■ STATED EXERCISE:
Will you give the material below again, every line exactly as it is?

■ RECORDS TO USE:
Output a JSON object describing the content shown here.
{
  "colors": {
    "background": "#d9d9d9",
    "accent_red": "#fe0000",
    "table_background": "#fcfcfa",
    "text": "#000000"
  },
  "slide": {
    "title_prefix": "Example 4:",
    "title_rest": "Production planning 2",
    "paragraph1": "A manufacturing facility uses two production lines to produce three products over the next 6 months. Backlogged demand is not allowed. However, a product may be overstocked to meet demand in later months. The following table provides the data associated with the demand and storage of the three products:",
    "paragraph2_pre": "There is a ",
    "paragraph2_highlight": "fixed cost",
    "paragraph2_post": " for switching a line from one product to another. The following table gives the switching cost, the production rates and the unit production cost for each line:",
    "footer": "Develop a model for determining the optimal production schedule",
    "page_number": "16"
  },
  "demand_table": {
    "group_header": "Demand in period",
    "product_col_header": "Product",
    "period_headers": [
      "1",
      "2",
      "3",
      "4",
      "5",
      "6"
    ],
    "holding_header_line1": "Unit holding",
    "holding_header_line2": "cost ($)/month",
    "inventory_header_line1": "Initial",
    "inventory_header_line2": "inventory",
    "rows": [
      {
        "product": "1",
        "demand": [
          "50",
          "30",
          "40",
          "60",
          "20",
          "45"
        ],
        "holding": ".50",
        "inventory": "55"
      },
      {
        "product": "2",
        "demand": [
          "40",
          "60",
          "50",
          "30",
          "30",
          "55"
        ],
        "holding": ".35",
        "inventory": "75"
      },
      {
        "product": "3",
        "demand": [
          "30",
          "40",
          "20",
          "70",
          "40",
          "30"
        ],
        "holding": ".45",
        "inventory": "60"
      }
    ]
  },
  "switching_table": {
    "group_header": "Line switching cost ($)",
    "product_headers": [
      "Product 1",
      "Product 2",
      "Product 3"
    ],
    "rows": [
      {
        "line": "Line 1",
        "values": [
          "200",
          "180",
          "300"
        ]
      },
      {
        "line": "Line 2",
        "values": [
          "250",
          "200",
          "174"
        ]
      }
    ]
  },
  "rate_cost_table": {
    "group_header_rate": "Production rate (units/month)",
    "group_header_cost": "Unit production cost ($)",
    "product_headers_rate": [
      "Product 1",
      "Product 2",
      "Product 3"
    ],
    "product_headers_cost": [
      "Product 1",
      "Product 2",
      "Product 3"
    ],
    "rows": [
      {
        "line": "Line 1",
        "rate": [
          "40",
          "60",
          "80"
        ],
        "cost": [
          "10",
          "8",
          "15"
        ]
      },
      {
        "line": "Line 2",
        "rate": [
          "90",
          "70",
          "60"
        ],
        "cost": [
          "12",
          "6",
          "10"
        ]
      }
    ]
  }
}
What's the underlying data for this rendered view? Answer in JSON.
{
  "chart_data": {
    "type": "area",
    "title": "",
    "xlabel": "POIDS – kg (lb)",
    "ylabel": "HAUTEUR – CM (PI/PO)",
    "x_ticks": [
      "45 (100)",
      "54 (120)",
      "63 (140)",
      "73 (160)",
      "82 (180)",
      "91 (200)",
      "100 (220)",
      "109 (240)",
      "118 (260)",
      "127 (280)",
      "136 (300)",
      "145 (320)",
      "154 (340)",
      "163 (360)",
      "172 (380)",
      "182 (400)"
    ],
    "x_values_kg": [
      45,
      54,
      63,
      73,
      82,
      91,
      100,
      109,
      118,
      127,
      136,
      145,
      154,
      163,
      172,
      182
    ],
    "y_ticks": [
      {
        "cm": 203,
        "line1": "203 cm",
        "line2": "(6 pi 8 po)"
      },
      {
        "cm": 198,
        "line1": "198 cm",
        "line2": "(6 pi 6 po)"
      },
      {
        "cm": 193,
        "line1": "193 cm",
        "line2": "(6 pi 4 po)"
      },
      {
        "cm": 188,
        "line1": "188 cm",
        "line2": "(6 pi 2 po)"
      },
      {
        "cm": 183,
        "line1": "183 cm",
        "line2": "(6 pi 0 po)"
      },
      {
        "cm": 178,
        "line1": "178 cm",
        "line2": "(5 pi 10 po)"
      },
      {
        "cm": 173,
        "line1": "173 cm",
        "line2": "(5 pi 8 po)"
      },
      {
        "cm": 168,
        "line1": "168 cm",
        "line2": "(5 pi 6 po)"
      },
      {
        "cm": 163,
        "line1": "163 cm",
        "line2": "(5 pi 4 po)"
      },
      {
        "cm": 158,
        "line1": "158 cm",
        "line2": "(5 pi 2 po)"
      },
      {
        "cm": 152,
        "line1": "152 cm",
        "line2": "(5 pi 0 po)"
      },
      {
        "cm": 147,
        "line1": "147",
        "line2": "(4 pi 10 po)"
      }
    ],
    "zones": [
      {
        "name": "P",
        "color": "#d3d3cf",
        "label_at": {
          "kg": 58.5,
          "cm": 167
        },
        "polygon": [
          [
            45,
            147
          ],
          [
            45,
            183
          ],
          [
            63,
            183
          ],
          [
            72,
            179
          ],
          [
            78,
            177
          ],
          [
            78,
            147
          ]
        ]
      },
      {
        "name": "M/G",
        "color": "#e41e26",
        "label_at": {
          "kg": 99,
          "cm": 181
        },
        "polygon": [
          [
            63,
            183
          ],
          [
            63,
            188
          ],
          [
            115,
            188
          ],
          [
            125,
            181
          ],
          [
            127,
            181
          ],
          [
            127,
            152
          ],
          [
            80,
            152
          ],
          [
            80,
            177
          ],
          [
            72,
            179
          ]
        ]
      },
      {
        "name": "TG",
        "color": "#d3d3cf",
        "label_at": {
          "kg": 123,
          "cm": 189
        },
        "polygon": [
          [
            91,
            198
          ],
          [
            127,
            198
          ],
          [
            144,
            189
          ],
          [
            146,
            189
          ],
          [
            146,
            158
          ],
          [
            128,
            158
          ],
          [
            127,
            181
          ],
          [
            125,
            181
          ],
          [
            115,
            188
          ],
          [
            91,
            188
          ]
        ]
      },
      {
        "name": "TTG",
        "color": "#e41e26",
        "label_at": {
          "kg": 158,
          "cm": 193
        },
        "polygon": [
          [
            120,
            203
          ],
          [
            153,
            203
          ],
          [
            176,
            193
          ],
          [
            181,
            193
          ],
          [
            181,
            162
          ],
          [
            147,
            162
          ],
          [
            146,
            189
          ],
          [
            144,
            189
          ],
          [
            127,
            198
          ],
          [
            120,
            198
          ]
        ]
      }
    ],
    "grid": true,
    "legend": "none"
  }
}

■ RESULT FOR THIS TASK:
Output a JSON object describing the content shown here.
{
  "colors": {
    "background": "#d9d9d9",
    "accent_red": "#fe0000",
    "table_background": "#fcfcfa",
    "text": "#000000"
  },
  "slide": {
    "title_prefix": "Example 4:",
    "title_rest": "Production planning 2",
    "paragraph1": "A manufacturing facility uses two production lines to produce three products over the next 6 months. Backlogged demand is not allowed. However, a product may be overstocked to meet demand in later months. The following table provides the data associated with the demand and storage of the three products:",
    "paragraph2_pre": "There is a ",
    "paragraph2_highlight": "fixed cost",
    "paragraph2_post": " for switching a line from one product to another. The following table gives the switching cost, the production rates and the unit production cost for each line:",
    "footer": "Develop a model for determining the optimal production schedule",
    "page_number": "16"
  },
  "demand_table": {
    "group_header": "Demand in period",
    "product_col_header": "Product",
    "period_headers": [
      "1",
      "2",
      "3",
      "4",
      "5",
      "6"
    ],
    "holding_header_line1": "Unit holding",
    "holding_header_line2": "cost ($)/month",
    "inventory_header_line1": "Initial",
    "inventory_header_line2": "inventory",
    "rows": [
      {
        "product": "1",
        "demand": [
          "50",
          "30",
          "40",
          "60",
          "20",
          "45"
        ],
        "holding": ".50",
        "inventory": "55"
      },
      {
        "product": "2",
        "demand": [
          "40",
          "60",
          "50",
          "30",
          "30",
          "55"
        ],
        "holding": ".35",
        "inventory": "75"
      },
      {
        "product": "3",
        "demand": [
          "30",
          "40",
          "20",
          "70",
          "40",
          "30"
        ],
        "holding": ".45",
        "inventory": "60"
      }
    ]
  },
  "switching_table": {
    "group_header": "Line switching cost ($)",
    "product_headers": [
      "Product 1",
      "Product 2",
      "Product 3"
    ],
    "rows": [
      {
        "line": "Line 1",
        "values": [
          "200",
          "180",
          "300"
        ]
      },
      {
        "line": "Line 2",
        "values": [
          "250",
          "200",
          "174"
        ]
      }
    ]
  },
  "rate_cost_table": {
    "group_header_rate": "Production rate (units/month)",
    "group_header_cost": "Unit production cost ($)",
    "product_headers_rate": [
      "Product 1",
      "Product 2",
      "Product 3"
    ],
    "product_headers_cost": [
      "Product 1",
      "Product 2",
      "Product 3"
    ],
    "rows": [
      {
        "line": "Line 1",
        "rate": [
          "40",
          "60",
          "80"
        ],
        "cost": [
          "10",
          "8",
          "15"
        ]
      },
      {
        "line": "Line 2",
        "rate": [
          "90",
          "70",
          "60"
        ],
        "cost": [
          "12",
          "6",
          "10"
        ]
      }
    ]
  }
}
What's the underlying data for this rendered view? Answer in JSON.
{
  "chart_data": {
    "type": "area",
    "title": "",
    "xlabel": "POIDS – kg (lb)",
    "ylabel": "HAUTEUR – CM (PI/PO)",
    "x_ticks": [
      "45 (100)",
      "54 (120)",
      "63 (140)",
      "73 (160)",
      "82 (180)",
      "91 (200)",
      "100 (220)",
      "109 (240)",
      "118 (260)",
      "127 (280)",
      "136 (300)",
      "145 (320)",
      "154 (340)",
      "163 (360)",
      "172 (380)",
      "182 (400)"
    ],
    "x_values_kg": [
      45,
      54,
      63,
      73,
      82,
      91,
      100,
      109,
      118,
      127,
      136,
      145,
      154,
      163,
      172,
      182
    ],
    "y_ticks": [
      {
        "cm": 203,
        "line1": "203 cm",
        "line2": "(6 pi 8 po)"
      },
      {
        "cm": 198,
        "line1": "198 cm",
        "line2": "(6 pi 6 po)"
      },
      {
        "cm": 193,
        "line1": "193 cm",
        "line2": "(6 pi 4 po)"
      },
      {
        "cm": 188,
        "line1": "188 cm",
        "line2": "(6 pi 2 po)"
      },
      {
        "cm": 183,
        "line1": "183 cm",
        "line2": "(6 pi 0 po)"
      },
      {
        "cm": 178,
        "line1": "178 cm",
        "line2": "(5 pi 10 po)"
      },
      {
        "cm": 173,
        "line1": "173 cm",
        "line2": "(5 pi 8 po)"
      },
      {
        "cm": 168,
        "line1": "168 cm",
        "line2": "(5 pi 6 po)"
      },
      {
        "cm": 163,
        "line1": "163 cm",
        "line2": "(5 pi 4 po)"
      },
      {
        "cm": 158,
        "line1": "158 cm",
        "line2": "(5 pi 2 po)"
      },
      {
        "cm": 152,
        "line1": "152 cm",
        "line2": "(5 pi 0 po)"
      },
      {
        "cm": 147,
        "line1": "147",
        "line2": "(4 pi 10 po)"
      }
    ],
    "zones": [
      {
        "name": "P",
        "color": "#d3d3cf",
        "label_at": {
          "kg": 58.5,
          "cm": 167
        },
        "polygon": [
          [
            45,
            147
          ],
          [
            45,
            183
          ],
          [
            63,
            183
          ],
          [
            72,
            179
          ],
          [
            78,
            177
          ],
          [
            78,
            147
          ]
        ]
      },
      {
        "name": "M/G",
        "color": "#e41e26",
        "label_at": {
          "kg": 99,
          "cm": 181
        },
        "polygon": [
          [
            63,
            183
          ],
          [
            63,
            188
          ],
          [
            115,
            188
          ],
          [
            125,
            181
          ],
          [
            127,
            181
          ],
          [
            127,
            152
          ],
          [
            80,
            152
          ],
          [
            80,
            177
          ],
          [
            72,
            179
          ]
        ]
      },
      {
        "name": "TG",
        "color": "#d3d3cf",
        "label_at": {
          "kg": 123,
          "cm": 189
        },
        "polygon": [
          [
            91,
            198
          ],
          [
            127,
            198
          ],
          [
            144,
            189
          ],
          [
            146,
            189
          ],
          [
            146,
            158
          ],
          [
            128,
            158
          ],
          [
            127,
            181
          ],
          [
            125,
            181
          ],
          [
            115,
            188
          ],
          [
            91,
            188
          ]
        ]
      },
      {
        "name": "TTG",
        "color": "#e41e26",
        "label_at": {
          "kg": 158,
          "cm": 193
        },
        "polygon": [
          [
            120,
            203
          ],
          [
            153,
            203
          ],
          [
            176,
            193
          ],
          [
            181,
            193
          ],
          [
            181,
            162
          ],
          [
            147,
            162
          ],
          [
            146,
            189
          ],
          [
            144,
            189
          ],
          [
            127,
            198
          ],
          [
            120,
            198
          ]
        ]
      }
    ],
    "grid": true,
    "legend": "none"
  }
}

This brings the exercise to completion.